Exercise aim →
Quote every line of the material beneath this one.
▼
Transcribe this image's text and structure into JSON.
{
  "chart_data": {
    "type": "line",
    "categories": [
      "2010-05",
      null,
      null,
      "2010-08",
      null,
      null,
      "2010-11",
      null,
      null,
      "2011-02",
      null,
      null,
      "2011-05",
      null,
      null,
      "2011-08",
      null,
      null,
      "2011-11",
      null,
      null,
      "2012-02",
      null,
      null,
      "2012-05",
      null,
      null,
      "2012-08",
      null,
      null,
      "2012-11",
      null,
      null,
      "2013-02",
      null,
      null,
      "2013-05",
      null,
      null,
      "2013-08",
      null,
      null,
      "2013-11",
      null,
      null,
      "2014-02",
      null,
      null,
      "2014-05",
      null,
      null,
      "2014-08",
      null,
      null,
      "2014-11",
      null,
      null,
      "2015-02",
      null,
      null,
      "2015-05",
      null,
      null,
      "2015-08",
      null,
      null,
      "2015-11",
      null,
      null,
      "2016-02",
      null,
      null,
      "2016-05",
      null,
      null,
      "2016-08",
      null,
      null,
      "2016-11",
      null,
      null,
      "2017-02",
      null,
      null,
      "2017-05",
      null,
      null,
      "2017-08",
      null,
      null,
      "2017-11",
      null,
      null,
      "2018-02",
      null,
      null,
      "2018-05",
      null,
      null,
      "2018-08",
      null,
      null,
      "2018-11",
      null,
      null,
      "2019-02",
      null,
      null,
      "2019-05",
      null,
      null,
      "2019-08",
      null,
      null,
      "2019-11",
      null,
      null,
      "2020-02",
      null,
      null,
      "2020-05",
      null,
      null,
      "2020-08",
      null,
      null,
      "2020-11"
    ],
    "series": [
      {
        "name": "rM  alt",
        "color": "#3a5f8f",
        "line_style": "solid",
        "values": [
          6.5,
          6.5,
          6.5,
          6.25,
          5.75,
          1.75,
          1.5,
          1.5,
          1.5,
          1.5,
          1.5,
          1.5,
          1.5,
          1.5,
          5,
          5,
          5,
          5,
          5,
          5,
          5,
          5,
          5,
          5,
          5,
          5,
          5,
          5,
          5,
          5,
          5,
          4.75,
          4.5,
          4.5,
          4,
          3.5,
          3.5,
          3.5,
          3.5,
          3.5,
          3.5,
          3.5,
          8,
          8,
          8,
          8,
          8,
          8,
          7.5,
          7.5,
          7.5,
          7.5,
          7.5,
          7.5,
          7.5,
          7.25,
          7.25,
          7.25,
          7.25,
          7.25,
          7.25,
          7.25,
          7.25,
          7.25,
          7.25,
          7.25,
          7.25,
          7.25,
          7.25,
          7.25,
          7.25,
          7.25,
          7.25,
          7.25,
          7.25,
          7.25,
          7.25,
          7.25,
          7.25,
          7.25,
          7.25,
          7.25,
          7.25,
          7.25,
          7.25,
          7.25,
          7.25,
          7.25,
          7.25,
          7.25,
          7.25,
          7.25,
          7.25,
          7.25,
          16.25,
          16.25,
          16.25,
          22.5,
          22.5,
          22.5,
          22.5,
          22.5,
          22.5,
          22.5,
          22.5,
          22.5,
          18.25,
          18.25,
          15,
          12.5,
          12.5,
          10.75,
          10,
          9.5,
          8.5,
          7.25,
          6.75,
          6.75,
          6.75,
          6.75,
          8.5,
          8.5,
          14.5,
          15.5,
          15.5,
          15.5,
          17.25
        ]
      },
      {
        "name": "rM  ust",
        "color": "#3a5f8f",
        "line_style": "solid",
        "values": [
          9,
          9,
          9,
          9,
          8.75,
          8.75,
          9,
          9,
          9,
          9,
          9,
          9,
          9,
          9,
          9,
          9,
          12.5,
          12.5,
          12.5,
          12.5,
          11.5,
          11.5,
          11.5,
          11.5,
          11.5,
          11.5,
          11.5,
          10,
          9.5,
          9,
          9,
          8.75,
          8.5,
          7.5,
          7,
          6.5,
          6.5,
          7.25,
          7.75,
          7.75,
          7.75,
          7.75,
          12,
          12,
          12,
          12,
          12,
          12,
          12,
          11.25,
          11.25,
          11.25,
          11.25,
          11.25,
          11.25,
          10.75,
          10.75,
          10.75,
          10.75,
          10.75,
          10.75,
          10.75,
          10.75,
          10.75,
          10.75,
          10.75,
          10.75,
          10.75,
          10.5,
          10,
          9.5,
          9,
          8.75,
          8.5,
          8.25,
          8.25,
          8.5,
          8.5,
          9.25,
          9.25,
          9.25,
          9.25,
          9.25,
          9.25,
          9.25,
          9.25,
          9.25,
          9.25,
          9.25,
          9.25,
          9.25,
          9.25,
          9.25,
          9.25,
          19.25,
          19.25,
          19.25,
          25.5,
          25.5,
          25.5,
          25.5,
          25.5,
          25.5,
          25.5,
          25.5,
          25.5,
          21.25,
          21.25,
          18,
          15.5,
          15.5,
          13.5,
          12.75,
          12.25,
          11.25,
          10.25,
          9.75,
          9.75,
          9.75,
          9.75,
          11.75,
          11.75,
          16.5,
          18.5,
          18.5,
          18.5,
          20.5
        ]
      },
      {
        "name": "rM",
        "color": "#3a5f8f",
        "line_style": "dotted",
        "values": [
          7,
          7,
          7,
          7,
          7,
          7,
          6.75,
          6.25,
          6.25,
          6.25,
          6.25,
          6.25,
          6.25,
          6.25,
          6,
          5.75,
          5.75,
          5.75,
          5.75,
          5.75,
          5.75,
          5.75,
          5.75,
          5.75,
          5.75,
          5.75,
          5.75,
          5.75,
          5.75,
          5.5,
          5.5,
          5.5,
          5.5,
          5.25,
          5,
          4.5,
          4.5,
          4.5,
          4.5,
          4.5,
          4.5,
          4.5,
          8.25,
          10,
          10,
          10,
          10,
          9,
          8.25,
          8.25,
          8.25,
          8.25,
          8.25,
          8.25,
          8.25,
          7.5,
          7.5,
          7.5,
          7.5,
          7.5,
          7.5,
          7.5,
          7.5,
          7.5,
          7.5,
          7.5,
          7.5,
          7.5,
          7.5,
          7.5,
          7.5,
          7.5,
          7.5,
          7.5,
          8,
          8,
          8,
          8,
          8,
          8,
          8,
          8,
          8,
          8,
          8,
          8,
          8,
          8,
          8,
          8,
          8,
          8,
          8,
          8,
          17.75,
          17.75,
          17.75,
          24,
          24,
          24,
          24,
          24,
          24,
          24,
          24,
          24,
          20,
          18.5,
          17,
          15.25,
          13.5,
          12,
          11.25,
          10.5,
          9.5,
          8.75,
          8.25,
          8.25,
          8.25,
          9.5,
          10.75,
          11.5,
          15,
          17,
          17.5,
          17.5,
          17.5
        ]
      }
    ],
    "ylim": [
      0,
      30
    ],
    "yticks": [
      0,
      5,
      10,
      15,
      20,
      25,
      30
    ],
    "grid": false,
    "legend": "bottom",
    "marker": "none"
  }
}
▲
Full output →
Transcribe this image's text and structure into JSON.
{
  "chart_data": {
    "type": "line",
    "categories": [
      "2010-05",
      null,
      null,
      "2010-08",
      null,
      null,
      "2010-11",
      null,
      null,
      "2011-02",
      null,
      null,
      "2011-05",
      null,
      null,
      "2011-08",
      null,
      null,
      "2011-11",
      null,
      null,
      "2012-02",
      null,
      null,
      "2012-05",
      null,
      null,
      "2012-08",
      null,
      null,
      "2012-11",
      null,
      null,
      "2013-02",
      null,
      null,
      "2013-05",
      null,
      null,
      "2013-08",
      null,
      null,
      "2013-11",
      null,
      null,
      "2014-02",
      null,
      null,
      "2014-05",
      null,
      null,
      "2014-08",
      null,
      null,
      "2014-11",
      null,
      null,
      "2015-02",
      null,
      null,
      "2015-05",
      null,
      null,
      "2015-08",
      null,
      null,
      "2015-11",
      null,
      null,
      "2016-02",
      null,
      null,
      "2016-05",
      null,
      null,
      "2016-08",
      null,
      null,
      "2016-11",
      null,
      null,
      "2017-02",
      null,
      null,
      "2017-05",
      null,
      null,
      "2017-08",
      null,
      null,
      "2017-11",
      null,
      null,
      "2018-02",
      null,
      null,
      "2018-05",
      null,
      null,
      "2018-08",
      null,
      null,
      "2018-11",
      null,
      null,
      "2019-02",
      null,
      null,
      "2019-05",
      null,
      null,
      "2019-08",
      null,
      null,
      "2019-11",
      null,
      null,
      "2020-02",
      null,
      null,
      "2020-05",
      null,
      null,
      "2020-08",
      null,
      null,
      "2020-11"
    ],
    "series": [
      {
        "name": "rM  alt",
        "color": "#3a5f8f",
        "line_style": "solid",
        "values": [
          6.5,
          6.5,
          6.5,
          6.25,
          5.75,
          1.75,
          1.5,
          1.5,
          1.5,
          1.5,
          1.5,
          1.5,
          1.5,
          1.5,
          5,
          5,
          5,
          5,
          5,
          5,
          5,
          5,
          5,
          5,
          5,
          5,
          5,
          5,
          5,
          5,
          5,
          4.75,
          4.5,
          4.5,
          4,
          3.5,
          3.5,
          3.5,
          3.5,
          3.5,
          3.5,
          3.5,
          8,
          8,
          8,
          8,
          8,
          8,
          7.5,
          7.5,
          7.5,
          7.5,
          7.5,
          7.5,
          7.5,
          7.25,
          7.25,
          7.25,
          7.25,
          7.25,
          7.25,
          7.25,
          7.25,
          7.25,
          7.25,
          7.25,
          7.25,
          7.25,
          7.25,
          7.25,
          7.25,
          7.25,
          7.25,
          7.25,
          7.25,
          7.25,
          7.25,
          7.25,
          7.25,
          7.25,
          7.25,
          7.25,
          7.25,
          7.25,
          7.25,
          7.25,
          7.25,
          7.25,
          7.25,
          7.25,
          7.25,
          7.25,
          7.25,
          7.25,
          16.25,
          16.25,
          16.25,
          22.5,
          22.5,
          22.5,
          22.5,
          22.5,
          22.5,
          22.5,
          22.5,
          22.5,
          18.25,
          18.25,
          15,
          12.5,
          12.5,
          10.75,
          10,
          9.5,
          8.5,
          7.25,
          6.75,
          6.75,
          6.75,
          6.75,
          8.5,
          8.5,
          14.5,
          15.5,
          15.5,
          15.5,
          17.25
        ]
      },
      {
        "name": "rM  ust",
        "color": "#3a5f8f",
        "line_style": "solid",
        "values": [
          9,
          9,
          9,
          9,
          8.75,
          8.75,
          9,
          9,
          9,
          9,
          9,
          9,
          9,
          9,
          9,
          9,
          12.5,
          12.5,
          12.5,
          12.5,
          11.5,
          11.5,
          11.5,
          11.5,
          11.5,
          11.5,
          11.5,
          10,
          9.5,
          9,
          9,
          8.75,
          8.5,
          7.5,
          7,
          6.5,
          6.5,
          7.25,
          7.75,
          7.75,
          7.75,
          7.75,
          12,
          12,
          12,
          12,
          12,
          12,
          12,
          11.25,
          11.25,
          11.25,
          11.25,
          11.25,
          11.25,
          10.75,
          10.75,
          10.75,
          10.75,
          10.75,
          10.75,
          10.75,
          10.75,
          10.75,
          10.75,
          10.75,
          10.75,
          10.75,
          10.5,
          10,
          9.5,
          9,
          8.75,
          8.5,
          8.25,
          8.25,
          8.5,
          8.5,
          9.25,
          9.25,
          9.25,
          9.25,
          9.25,
          9.25,
          9.25,
          9.25,
          9.25,
          9.25,
          9.25,
          9.25,
          9.25,
          9.25,
          9.25,
          9.25,
          19.25,
          19.25,
          19.25,
          25.5,
          25.5,
          25.5,
          25.5,
          25.5,
          25.5,
          25.5,
          25.5,
          25.5,
          21.25,
          21.25,
          18,
          15.5,
          15.5,
          13.5,
          12.75,
          12.25,
          11.25,
          10.25,
          9.75,
          9.75,
          9.75,
          9.75,
          11.75,
          11.75,
          16.5,
          18.5,
          18.5,
          18.5,
          20.5
        ]
      },
      {
        "name": "rM",
        "color": "#3a5f8f",
        "line_style": "dotted",
        "values": [
          7,
          7,
          7,
          7,
          7,
          7,
          6.75,
          6.25,
          6.25,
          6.25,
          6.25,
          6.25,
          6.25,
          6.25,
          6,
          5.75,
          5.75,
          5.75,
          5.75,
          5.75,
          5.75,
          5.75,
          5.75,
          5.75,
          5.75,
          5.75,
          5.75,
          5.75,
          5.75,
          5.5,
          5.5,
          5.5,
          5.5,
          5.25,
          5,
          4.5,
          4.5,
          4.5,
          4.5,
          4.5,
          4.5,
          4.5,
          8.25,
          10,
          10,
          10,
          10,
          9,
          8.25,
          8.25,
          8.25,
          8.25,
          8.25,
          8.25,
          8.25,
          7.5,
          7.5,
          7.5,
          7.5,
          7.5,
          7.5,
          7.5,
          7.5,
          7.5,
          7.5,
          7.5,
          7.5,
          7.5,
          7.5,
          7.5,
          7.5,
          7.5,
          7.5,
          7.5,
          8,
          8,
          8,
          8,
          8,
          8,
          8,
          8,
          8,
          8,
          8,
          8,
          8,
          8,
          8,
          8,
          8,
          8,
          8,
          8,
          17.75,
          17.75,
          17.75,
          24,
          24,
          24,
          24,
          24,
          24,
          24,
          24,
          24,
          20,
          18.5,
          17,
          15.25,
          13.5,
          12,
          11.25,
          10.5,
          9.5,
          8.75,
          8.25,
          8.25,
          8.25,
          9.5,
          10.75,
          11.5,
          15,
          17,
          17.5,
          17.5,
          17.5
        ]
      }
    ],
    "ylim": [
      0,
      30
    ],
    "yticks": [
      0,
      5,
      10,
      15,
      20,
      25,
      30
    ],
    "grid": false,
    "legend": "bottom",
    "marker": "none"
  }
}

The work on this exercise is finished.